▶ **Questions to answer**
[1] Return the part of the feedback-cancellation passage starting with "1) Added stable" and going on through "and BTE styles.", copied word for word.
[2] For each statement below, state whether the feedback-cancellation passage supports it, and answer yes or no with the deciding words from the passage quoted exactly. (a) Entrainment artifacts occurred twice as often with Axent II as with Destiny 1200. (b) The real-ear aided gain was measured for composite noise presented at 70 dBSPL. (c) The average added stable gain for Destiny 1200 was 9 dB.

▶ **Quoted passage**
Figure 4 shows that entrainment artifacts were twice as likely to occur with Axent II as with Destiny 1200. Participants described the entrainment artifacts in Axent II as an echo or a burst of feedback after the sound had stopped; the terms “pulsing” and “warbling” were used to describe entrainment artifacts in Destiny 1200.

Added Stable Gain
Added stable gain (ASG) is the amount of additional gain that can be provided without risk of feedback resulting from the use of a feedback canceller. Starting with flat, linear gain across the frequency range, the broadband gain of the hearing aid was adjusted to just below audible feedback. The real-ear aided gain (REAG) was measured for composite noise presented at 60 dBSPL. This procedure was repeated for the right and left ears, with the FBC algorithm disabled and enabled. The gain at 1,000 Hz, 1,600 Hz, and 2,500 Hz was averaged to calculate the maximum stable gain (MSG) in each condition. ASG was then computed, for both Axent II and Destiny 1200, as the difference in MSG between the FBC-off and FBC-on conditions.

Figure 5 shows the added stable gain plotted as a function of maximum stable gain in the FBC-off condition. Two key observations can be made from these data:

1) Added stable gain is greater for Destiny 1200 than for Axent II—on average, 12 dB for Destiny 1200 and 9 dB for Axent II.

2) Destiny 1200 shows a marked trend toward decreasing ASG as the MSG in the FBC-off condition increases.

This ceiling effect is the primary limitation of this clinical method of measuring maximum stable gain. That is, when the MSG is high with the feedback cancellation algorithm disabled, the maximum gain of the device is frequently reached before feedback can be elicited with the FBC algorithm enabled. A similar trend is seen in the data obtained from a previous clinical evaluation of Destiny 1200 (shown by the green triangles in Figure 5), which included both custom and BTE styles.

▶ **Supplied material**
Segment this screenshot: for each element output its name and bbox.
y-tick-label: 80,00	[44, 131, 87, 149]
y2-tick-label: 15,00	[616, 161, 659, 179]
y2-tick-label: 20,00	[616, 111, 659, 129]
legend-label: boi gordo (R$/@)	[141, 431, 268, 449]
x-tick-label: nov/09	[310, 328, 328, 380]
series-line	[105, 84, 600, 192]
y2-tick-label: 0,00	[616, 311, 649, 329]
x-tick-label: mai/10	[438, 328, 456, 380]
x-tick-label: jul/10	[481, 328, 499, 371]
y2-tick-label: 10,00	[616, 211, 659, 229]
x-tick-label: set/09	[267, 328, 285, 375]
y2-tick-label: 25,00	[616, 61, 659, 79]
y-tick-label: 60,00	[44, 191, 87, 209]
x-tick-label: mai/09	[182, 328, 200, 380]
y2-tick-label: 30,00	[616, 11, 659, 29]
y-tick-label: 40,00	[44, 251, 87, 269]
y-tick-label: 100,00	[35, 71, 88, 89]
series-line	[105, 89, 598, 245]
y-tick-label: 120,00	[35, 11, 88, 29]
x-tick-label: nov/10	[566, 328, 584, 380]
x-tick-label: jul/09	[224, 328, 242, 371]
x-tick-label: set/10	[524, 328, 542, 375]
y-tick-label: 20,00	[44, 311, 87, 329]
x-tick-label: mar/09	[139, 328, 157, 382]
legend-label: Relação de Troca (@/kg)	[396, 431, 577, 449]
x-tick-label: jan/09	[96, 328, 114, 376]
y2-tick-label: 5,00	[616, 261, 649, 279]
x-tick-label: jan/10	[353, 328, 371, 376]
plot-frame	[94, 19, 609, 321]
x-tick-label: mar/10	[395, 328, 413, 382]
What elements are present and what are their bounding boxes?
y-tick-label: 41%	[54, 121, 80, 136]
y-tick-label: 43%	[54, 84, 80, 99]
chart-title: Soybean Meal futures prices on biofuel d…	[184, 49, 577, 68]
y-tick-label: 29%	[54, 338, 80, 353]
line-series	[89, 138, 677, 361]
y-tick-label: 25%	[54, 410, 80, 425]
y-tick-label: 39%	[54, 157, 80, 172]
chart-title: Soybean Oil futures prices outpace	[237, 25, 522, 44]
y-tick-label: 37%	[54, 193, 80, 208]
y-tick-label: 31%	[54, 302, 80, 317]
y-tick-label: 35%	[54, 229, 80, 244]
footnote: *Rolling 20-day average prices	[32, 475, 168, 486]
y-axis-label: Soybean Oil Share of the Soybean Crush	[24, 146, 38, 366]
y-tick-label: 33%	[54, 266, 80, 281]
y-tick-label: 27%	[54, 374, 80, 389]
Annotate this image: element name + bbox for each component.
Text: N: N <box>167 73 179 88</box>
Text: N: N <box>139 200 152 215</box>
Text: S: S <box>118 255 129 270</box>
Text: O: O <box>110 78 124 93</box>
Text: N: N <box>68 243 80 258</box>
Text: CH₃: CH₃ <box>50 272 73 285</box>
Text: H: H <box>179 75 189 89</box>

▶ **Outputs by task**
[1]
1) Added stable gain is greater for Destiny 1200 than for Axent II—on average, 12 dB for Destiny 1200 and 9 dB for Axent II.

2) Destiny 1200 shows a marked trend toward decreasing ASG as the MSG in the FBC-off condition increases.

This ceiling effect is the primary limitation of this clinical method of measuring maximum stable gain. That is, when the MSG is high with the feedback cancellation algorithm disabled, the maximum gain of the device is frequently reached before feedback can be elicited with the FBC algorithm enabled. A similar trend is seen in the data obtained from a previous clinical evaluation of Destiny 1200 (shown by the green triangles in Figure 5), which included both custom and BTE styles.

[2]
(a) Yes: "entrainment artifacts were twice as likely to occur with Axent II as with Destiny 1200"
(b) No: "The real-ear aided gain (REAG) was measured for composite noise presented at 60 dBSPL."
(c) No: "on average, 12 dB for Destiny 1200 and 9 dB for Axent II"